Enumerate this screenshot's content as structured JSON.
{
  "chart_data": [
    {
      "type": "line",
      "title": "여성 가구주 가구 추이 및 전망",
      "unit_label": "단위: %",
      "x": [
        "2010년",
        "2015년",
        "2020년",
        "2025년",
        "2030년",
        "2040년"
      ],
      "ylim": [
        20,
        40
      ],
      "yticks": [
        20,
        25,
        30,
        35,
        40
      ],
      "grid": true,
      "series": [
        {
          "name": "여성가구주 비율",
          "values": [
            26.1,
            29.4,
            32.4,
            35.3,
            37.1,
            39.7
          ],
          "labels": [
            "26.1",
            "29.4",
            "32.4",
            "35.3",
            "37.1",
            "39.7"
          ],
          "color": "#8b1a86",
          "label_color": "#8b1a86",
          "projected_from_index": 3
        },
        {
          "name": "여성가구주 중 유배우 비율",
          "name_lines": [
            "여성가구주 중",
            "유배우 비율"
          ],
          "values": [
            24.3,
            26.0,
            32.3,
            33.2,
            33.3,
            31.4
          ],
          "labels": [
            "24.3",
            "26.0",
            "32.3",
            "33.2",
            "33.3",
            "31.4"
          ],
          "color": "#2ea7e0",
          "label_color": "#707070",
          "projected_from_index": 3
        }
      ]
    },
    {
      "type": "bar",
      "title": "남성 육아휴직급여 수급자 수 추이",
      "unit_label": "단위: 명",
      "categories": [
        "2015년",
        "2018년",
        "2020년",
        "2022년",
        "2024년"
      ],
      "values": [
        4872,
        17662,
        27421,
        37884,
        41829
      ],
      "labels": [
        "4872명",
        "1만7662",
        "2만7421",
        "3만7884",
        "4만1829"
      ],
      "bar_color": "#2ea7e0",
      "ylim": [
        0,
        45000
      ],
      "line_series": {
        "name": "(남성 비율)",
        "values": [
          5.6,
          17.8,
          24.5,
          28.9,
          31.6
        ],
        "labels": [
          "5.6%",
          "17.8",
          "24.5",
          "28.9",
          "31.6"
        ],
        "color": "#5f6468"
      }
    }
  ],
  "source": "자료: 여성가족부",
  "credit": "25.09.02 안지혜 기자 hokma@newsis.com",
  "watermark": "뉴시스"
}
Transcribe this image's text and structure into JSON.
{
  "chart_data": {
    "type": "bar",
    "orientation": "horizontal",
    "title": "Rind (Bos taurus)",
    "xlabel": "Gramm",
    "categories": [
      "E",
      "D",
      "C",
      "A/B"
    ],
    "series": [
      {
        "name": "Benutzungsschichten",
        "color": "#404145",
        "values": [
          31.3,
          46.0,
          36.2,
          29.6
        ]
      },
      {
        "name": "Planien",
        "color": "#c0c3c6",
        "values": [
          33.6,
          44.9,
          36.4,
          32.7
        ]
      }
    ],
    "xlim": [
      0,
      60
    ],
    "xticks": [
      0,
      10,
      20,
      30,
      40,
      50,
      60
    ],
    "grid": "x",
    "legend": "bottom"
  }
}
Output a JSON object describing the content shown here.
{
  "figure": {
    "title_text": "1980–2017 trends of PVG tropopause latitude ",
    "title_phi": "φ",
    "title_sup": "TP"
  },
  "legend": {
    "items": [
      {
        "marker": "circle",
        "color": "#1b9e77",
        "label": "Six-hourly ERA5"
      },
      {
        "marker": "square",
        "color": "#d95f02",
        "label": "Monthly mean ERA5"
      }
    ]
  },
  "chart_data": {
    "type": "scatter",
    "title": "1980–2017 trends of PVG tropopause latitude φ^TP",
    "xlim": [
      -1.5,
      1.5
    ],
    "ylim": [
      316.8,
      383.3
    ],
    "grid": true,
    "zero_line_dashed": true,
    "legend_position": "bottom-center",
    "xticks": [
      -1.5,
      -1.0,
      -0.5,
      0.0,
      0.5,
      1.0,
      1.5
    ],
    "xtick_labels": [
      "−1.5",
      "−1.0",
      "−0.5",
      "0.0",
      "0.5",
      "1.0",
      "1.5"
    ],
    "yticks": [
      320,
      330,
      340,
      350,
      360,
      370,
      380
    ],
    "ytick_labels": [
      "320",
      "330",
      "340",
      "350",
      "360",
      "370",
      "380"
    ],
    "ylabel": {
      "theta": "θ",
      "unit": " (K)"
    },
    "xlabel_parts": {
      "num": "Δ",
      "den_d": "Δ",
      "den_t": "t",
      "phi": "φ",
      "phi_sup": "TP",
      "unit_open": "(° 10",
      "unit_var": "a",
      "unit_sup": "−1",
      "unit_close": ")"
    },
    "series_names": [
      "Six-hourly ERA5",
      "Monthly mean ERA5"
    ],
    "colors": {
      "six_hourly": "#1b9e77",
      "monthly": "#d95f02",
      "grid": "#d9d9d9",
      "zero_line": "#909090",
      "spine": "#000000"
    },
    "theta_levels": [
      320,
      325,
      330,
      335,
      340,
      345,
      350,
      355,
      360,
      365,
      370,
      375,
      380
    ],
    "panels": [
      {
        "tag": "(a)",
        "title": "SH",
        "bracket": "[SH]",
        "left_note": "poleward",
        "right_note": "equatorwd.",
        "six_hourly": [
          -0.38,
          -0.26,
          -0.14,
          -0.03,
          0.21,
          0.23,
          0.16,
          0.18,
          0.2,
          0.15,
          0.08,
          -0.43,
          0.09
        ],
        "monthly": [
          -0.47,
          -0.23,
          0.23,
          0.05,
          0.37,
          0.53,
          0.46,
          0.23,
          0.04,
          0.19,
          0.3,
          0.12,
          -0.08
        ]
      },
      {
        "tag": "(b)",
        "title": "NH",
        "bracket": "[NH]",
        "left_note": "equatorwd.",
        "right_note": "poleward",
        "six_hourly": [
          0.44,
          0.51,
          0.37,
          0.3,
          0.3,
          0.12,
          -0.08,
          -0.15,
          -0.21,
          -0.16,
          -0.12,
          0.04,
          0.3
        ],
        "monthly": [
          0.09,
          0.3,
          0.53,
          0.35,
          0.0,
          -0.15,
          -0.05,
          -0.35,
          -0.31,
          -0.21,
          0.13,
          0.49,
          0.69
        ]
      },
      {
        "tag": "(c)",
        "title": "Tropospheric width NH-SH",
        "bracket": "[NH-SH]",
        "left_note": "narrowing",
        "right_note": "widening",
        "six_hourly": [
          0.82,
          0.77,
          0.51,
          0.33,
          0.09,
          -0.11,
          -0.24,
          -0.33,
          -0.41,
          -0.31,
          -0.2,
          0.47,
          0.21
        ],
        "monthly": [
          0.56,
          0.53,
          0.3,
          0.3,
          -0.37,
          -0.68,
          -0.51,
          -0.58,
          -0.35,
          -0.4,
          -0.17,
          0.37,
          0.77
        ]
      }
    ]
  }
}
_ _ _
**Work to complete:** Copy every line of the listing that includes the string "type".

**Solution for this exercise:**
      "type": "line",
      "type": "bar",
    "type": "bar",
    "type": "scatter",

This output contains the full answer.